**EXTRACTED RECORDS**
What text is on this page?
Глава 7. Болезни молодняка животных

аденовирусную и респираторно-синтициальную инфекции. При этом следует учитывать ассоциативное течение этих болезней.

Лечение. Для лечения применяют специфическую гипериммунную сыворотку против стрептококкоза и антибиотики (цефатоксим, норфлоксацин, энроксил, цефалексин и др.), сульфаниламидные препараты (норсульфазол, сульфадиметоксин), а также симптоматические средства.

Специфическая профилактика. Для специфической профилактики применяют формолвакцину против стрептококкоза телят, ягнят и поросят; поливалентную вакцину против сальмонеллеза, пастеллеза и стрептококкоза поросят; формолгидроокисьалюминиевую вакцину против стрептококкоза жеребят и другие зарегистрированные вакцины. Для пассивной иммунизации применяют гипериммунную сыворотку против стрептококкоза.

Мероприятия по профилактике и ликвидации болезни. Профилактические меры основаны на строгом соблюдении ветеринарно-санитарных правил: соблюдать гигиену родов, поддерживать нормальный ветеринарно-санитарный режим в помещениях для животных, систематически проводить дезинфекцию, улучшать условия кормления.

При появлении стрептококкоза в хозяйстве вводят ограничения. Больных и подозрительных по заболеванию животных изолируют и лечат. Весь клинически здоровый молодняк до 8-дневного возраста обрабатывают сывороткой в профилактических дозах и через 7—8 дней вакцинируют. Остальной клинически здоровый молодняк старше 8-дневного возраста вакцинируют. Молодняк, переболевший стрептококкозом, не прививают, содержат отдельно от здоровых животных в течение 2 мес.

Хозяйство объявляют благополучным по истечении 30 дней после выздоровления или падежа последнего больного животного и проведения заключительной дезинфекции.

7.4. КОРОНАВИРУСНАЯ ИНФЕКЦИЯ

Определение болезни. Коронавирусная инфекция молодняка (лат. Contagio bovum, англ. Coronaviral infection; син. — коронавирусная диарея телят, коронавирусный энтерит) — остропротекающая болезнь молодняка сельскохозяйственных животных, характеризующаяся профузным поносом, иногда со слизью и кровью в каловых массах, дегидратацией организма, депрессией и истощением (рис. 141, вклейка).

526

**WORK TO COMPLETE**
Retype the material word for word. Add nothing to it.

**ANSWER TO THIS EXERCISE**
What text is on this page?
Глава 7. Болезни молодняка животных

аденовирусную и респираторно-синтициальную инфекции. При этом следует учитывать ассоциативное течение этих болезней.

Лечение. Для лечения применяют специфическую гипериммунную сыворотку против стрептококкоза и антибиотики (цефатоксим, норфлоксацин, энроксил, цефалексин и др.), сульфаниламидные препараты (норсульфазол, сульфадиметоксин), а также симптоматические средства.

Специфическая профилактика. Для специфической профилактики применяют формолвакцину против стрептококкоза телят, ягнят и поросят; поливалентную вакцину против сальмонеллеза, пастеллеза и стрептококкоза поросят; формолгидроокисьалюминиевую вакцину против стрептококкоза жеребят и другие зарегистрированные вакцины. Для пассивной иммунизации применяют гипериммунную сыворотку против стрептококкоза.

Мероприятия по профилактике и ликвидации болезни. Профилактические меры основаны на строгом соблюдении ветеринарно-санитарных правил: соблюдать гигиену родов, поддерживать нормальный ветеринарно-санитарный режим в помещениях для животных, систематически проводить дезинфекцию, улучшать условия кормления.

При появлении стрептококкоза в хозяйстве вводят ограничения. Больных и подозрительных по заболеванию животных изолируют и лечат. Весь клинически здоровый молодняк до 8-дневного возраста обрабатывают сывороткой в профилактических дозах и через 7—8 дней вакцинируют. Остальной клинически здоровый молодняк старше 8-дневного возраста вакцинируют. Молодняк, переболевший стрептококкозом, не прививают, содержат отдельно от здоровых животных в течение 2 мес.

Хозяйство объявляют благополучным по истечении 30 дней после выздоровления или падежа последнего больного животного и проведения заключительной дезинфекции.

7.4. КОРОНАВИРУСНАЯ ИНФЕКЦИЯ

Определение болезни. Коронавирусная инфекция молодняка (лат. Contagio bovum, англ. Coronaviral infection; син. — коронавирусная диарея телят, коронавирусный энтерит) — остропротекающая болезнь молодняка сельскохозяйственных животных, характеризующаяся профузным поносом, иногда со слизью и кровью в каловых массах, дегидратацией организма, депрессией и истощением (рис. 141, вклейка).

526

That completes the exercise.